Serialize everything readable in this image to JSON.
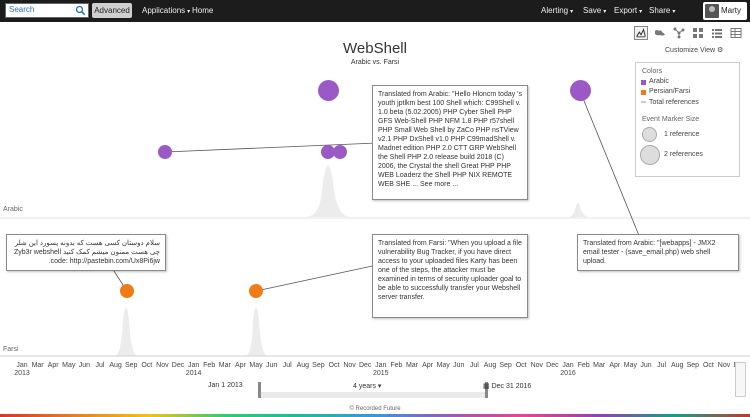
{
  "topbar": {
    "search_placeholder": "Search",
    "advanced_label": "Advanced",
    "applications_label": "Applications",
    "home_label": "Home",
    "alerting_label": "Alerting",
    "save_label": "Save",
    "export_label": "Export",
    "share_label": "Share",
    "user_name": "Marty"
  },
  "view_toolbar": {
    "buttons": [
      "timeline-view-icon",
      "map-view-icon",
      "network-view-icon",
      "grid-view-icon",
      "list-view-icon",
      "table-view-icon"
    ]
  },
  "title": "WebShell",
  "subtitle": "Arabic vs. Farsi",
  "customize_label": "Customize View",
  "legend": {
    "colors_heading": "Colors",
    "arabic_label": "Arabic",
    "farsi_label": "Persian/Farsi",
    "total_label": "Total references",
    "size_heading": "Event Marker Size",
    "one_ref": "1 reference",
    "two_ref": "2 references"
  },
  "lanes": {
    "arabic": "Arabic",
    "farsi": "Farsi"
  },
  "colors": {
    "arabic": "#9b59c6",
    "farsi": "#f07c17"
  },
  "tooltips": {
    "arabic_main": "Translated from Arabic: \"Hello Hloncm today 's youth jptlkm best 100 Shell which: C99Shell v. 1.0 beta (5.02.2005) PHP Cyber Shell PHP GFS Web-Shell PHP NFM 1.8 PHP r57shell PHP Small Web Shell by ZaCo PHP nsTView v2.1 PHP DxShell v1.0 PHP C99madShell v. Madnet edition PHP 2.0 CTT GRP WebShell the Shell PHP 2.0 release build 2018 (C) 2006, the Crystal the shell Great PHP PHP WEB Loaderz the Shell PHP NIX REMOTE WEB SHE ... See more ...",
    "farsi_original": "سلام دوستان کسی هست که بدونه پسورد این شلر چی هست ممنون میشم کمک کنید Zyb3r webshell code: http://pastebin.com/Ux8Pi6jw.",
    "farsi_translated": "Translated from Farsi: \"When you upload a file vulnerability Bug Tracker, if you have direct access to your uploaded files Karty has been one of the steps, the attacker must be examined in terms of security uploader goal to be able to successfully transfer your Webshell server transfer.",
    "arabic_right": "Translated from Arabic: \"[webapps] - JMX2 email tester - (save_email.php) web shell upload."
  },
  "axis": {
    "months": [
      "Jan\n2013",
      "Mar",
      "Apr",
      "May",
      "Jun",
      "Jul",
      "Aug",
      "Sep",
      "Oct",
      "Nov",
      "Dec",
      "Jan\n2014",
      "Feb",
      "Mar",
      "Apr",
      "May",
      "Jun",
      "Jul",
      "Aug",
      "Sep",
      "Oct",
      "Nov",
      "Dec",
      "Jan\n2015",
      "Feb",
      "Mar",
      "Apr",
      "May",
      "Jun",
      "Jul",
      "Aug",
      "Sep",
      "Oct",
      "Nov",
      "Dec",
      "Jan\n2016",
      "Feb",
      "Mar",
      "Apr",
      "May",
      "Jun",
      "Jul",
      "Aug",
      "Sep",
      "Oct",
      "Nov",
      "Dec"
    ]
  },
  "range": {
    "start": "Jan 1 2013",
    "span": "4 years",
    "end": "Dec 31 2016"
  },
  "footer": "© Recorded Future"
}
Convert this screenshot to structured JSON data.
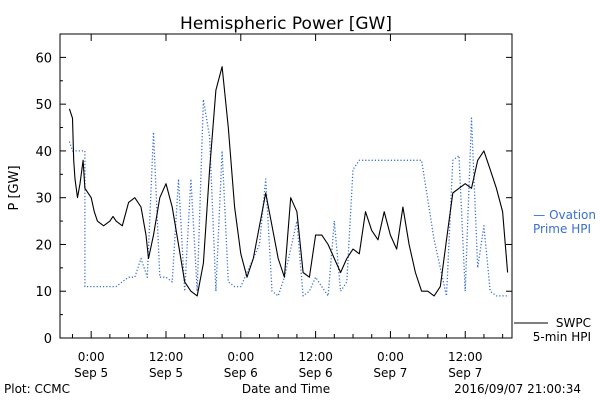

▸ **Exercise task**:
Among the entries, how many lines include the word "this"? Answer with a single number and nothing further.

▸ **Answer**:
2